# What is needed
Can you write out, unchanged, everything in the entries from the line containing "1014, 1789, 1026]" down to the line containing "541, 705, 553]", with both of those lines included?
====== Extracted material ======
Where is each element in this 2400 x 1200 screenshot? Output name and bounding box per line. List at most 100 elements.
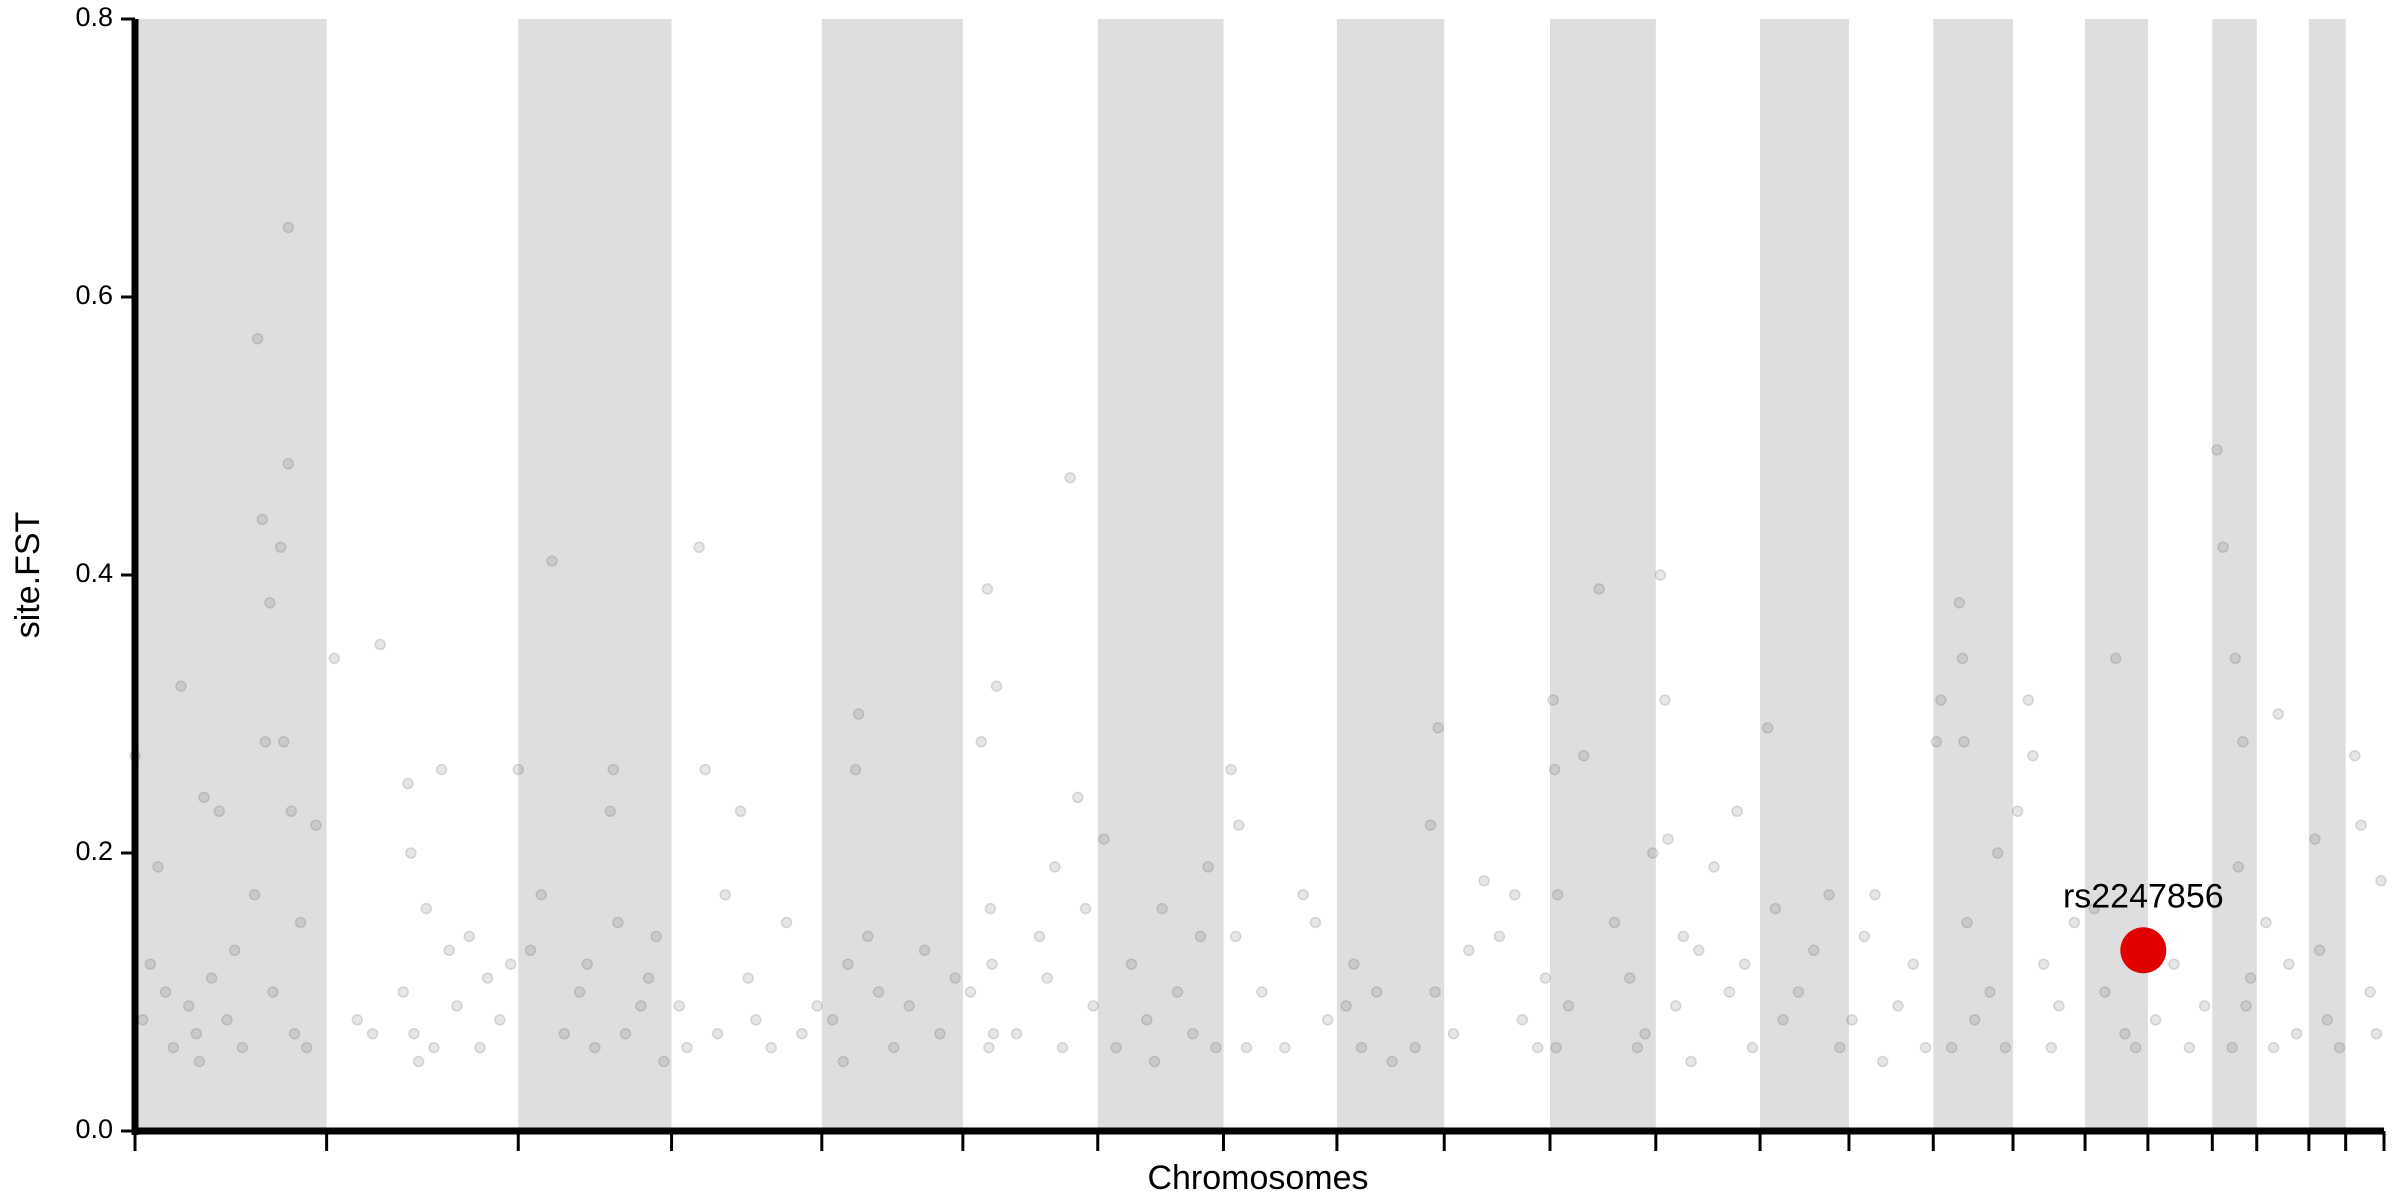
snp-point	[1777, 1014, 1789, 1026]
snp-point	[1669, 1000, 1682, 1012]
snp-point	[1623, 972, 1636, 984]
snp-point	[742, 972, 754, 984]
snp-point	[2229, 652, 2242, 665]
snp-point	[589, 1041, 601, 1054]
snp-point	[451, 1000, 463, 1012]
snp-point	[2240, 1000, 2252, 1012]
snp-point	[699, 763, 712, 776]
snp-point	[1956, 652, 1969, 665]
snp-point	[213, 805, 226, 818]
snp-point	[1991, 847, 2004, 859]
snp-point	[918, 944, 931, 957]
snp-point	[443, 944, 456, 957]
snp-point	[2217, 541, 2229, 553]
snp-point	[987, 1027, 1000, 1040]
y-tick-label: 0.0	[75, 1114, 113, 1144]
snp-point	[1064, 471, 1076, 484]
snp-point	[1731, 805, 1743, 818]
snp-point	[1478, 875, 1490, 887]
snp-point	[1646, 847, 1659, 859]
snp-point	[964, 986, 977, 998]
snp-point	[1033, 930, 1046, 943]
snp-point	[2198, 1000, 2211, 1012]
snp-point	[402, 777, 414, 790]
snp-point	[2129, 1041, 2142, 1054]
snp-point	[1409, 1041, 1421, 1054]
snp-point	[2088, 902, 2101, 915]
snp-point	[228, 944, 241, 957]
snp-point	[842, 958, 854, 970]
snp-point	[1447, 1027, 1460, 1040]
snp-point	[144, 958, 157, 970]
chromosome-band	[1933, 19, 2013, 1131]
snp-point	[1225, 763, 1237, 776]
snp-point	[693, 541, 705, 553]
snp-point	[405, 847, 417, 859]
snp-point	[2226, 1041, 2238, 1054]
snp-point	[412, 1055, 425, 1068]
snp-point	[796, 1027, 808, 1040]
snp-point	[428, 1041, 440, 1054]
chromosome-band	[1760, 19, 1849, 1131]
snp-point	[1562, 1000, 1575, 1012]
snp-point	[1279, 1041, 1291, 1054]
snp-point	[2045, 1041, 2058, 1054]
snp-point	[2011, 805, 2024, 818]
snp-point	[984, 902, 997, 915]
snp-point	[2053, 1000, 2065, 1012]
snp-point	[198, 791, 210, 804]
snp-point	[826, 1014, 839, 1026]
snp-point	[2272, 708, 2284, 720]
snp-point	[780, 916, 793, 929]
snp-point	[1792, 986, 1805, 998]
snp-point	[288, 1027, 301, 1040]
snp-point	[1087, 1000, 1099, 1012]
snp-point	[366, 1027, 379, 1040]
snp-point	[558, 1027, 571, 1040]
y-tick-label: 0.2	[75, 836, 113, 866]
snp-point	[1010, 1027, 1023, 1040]
snp-point	[1194, 930, 1207, 943]
snp-point	[1210, 1041, 1222, 1054]
chromosome-band	[2308, 19, 2346, 1131]
snp-point	[2068, 916, 2081, 929]
snp-point	[1371, 986, 1383, 998]
snp-point	[1297, 888, 1309, 901]
snp-point	[1659, 694, 1671, 706]
snp-point	[205, 972, 218, 984]
snp-point	[1999, 1041, 2012, 1054]
snp-point	[1662, 833, 1674, 845]
snp-point	[2375, 875, 2387, 887]
snp-point	[619, 1027, 632, 1040]
snp-point	[1930, 736, 1943, 748]
snp-point	[2232, 861, 2245, 873]
snp-point	[1072, 791, 1084, 804]
snp-point	[1631, 1041, 1644, 1054]
snp-point	[1156, 902, 1168, 915]
snp-point	[1984, 986, 1996, 998]
snp-point	[1355, 1041, 1368, 1054]
snp-point	[990, 680, 1003, 692]
snp-point	[903, 1000, 915, 1012]
snp-point	[2290, 1027, 2303, 1040]
snp-point	[981, 583, 994, 595]
snp-point	[1532, 1041, 1544, 1054]
snp-point	[1340, 1000, 1352, 1012]
snp-point	[136, 1014, 149, 1026]
snp-point	[604, 805, 616, 818]
snp-point	[1958, 736, 1970, 748]
snp-point	[282, 221, 295, 234]
chromosome-band	[1550, 19, 1656, 1131]
snp-point	[294, 916, 307, 929]
snp-point	[2364, 986, 2376, 998]
snp-point	[2355, 819, 2367, 831]
snp-point	[2099, 986, 2111, 998]
snp-point	[1098, 833, 1110, 845]
snp-point	[1654, 569, 1667, 581]
snp-point	[1321, 1014, 1334, 1026]
snp-point	[1509, 888, 1521, 901]
snp-point	[2333, 1041, 2346, 1054]
snp-point	[152, 861, 164, 873]
snp-point	[673, 1000, 685, 1012]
======
# Right answer
snp-point	[1777, 1014, 1789, 1026]
snp-point	[1669, 1000, 1682, 1012]
snp-point	[1623, 972, 1636, 984]
snp-point	[742, 972, 754, 984]
snp-point	[2229, 652, 2242, 665]
snp-point	[589, 1041, 601, 1054]
snp-point	[451, 1000, 463, 1012]
snp-point	[2240, 1000, 2252, 1012]
snp-point	[699, 763, 712, 776]
snp-point	[1956, 652, 1969, 665]
snp-point	[213, 805, 226, 818]
snp-point	[1991, 847, 2004, 859]
snp-point	[918, 944, 931, 957]
snp-point	[443, 944, 456, 957]
snp-point	[2217, 541, 2229, 553]
snp-point	[987, 1027, 1000, 1040]
y-tick-label: 0.0	[75, 1114, 113, 1144]
snp-point	[1064, 471, 1076, 484]
snp-point	[1731, 805, 1743, 818]
snp-point	[1478, 875, 1490, 887]
snp-point	[1646, 847, 1659, 859]
snp-point	[964, 986, 977, 998]
snp-point	[1033, 930, 1046, 943]
snp-point	[2198, 1000, 2211, 1012]
snp-point	[402, 777, 414, 790]
snp-point	[2129, 1041, 2142, 1054]
snp-point	[1409, 1041, 1421, 1054]
snp-point	[2088, 902, 2101, 915]
snp-point	[228, 944, 241, 957]
snp-point	[842, 958, 854, 970]
snp-point	[1447, 1027, 1460, 1040]
snp-point	[144, 958, 157, 970]
chromosome-band	[1933, 19, 2013, 1131]
snp-point	[1225, 763, 1237, 776]
snp-point	[693, 541, 705, 553]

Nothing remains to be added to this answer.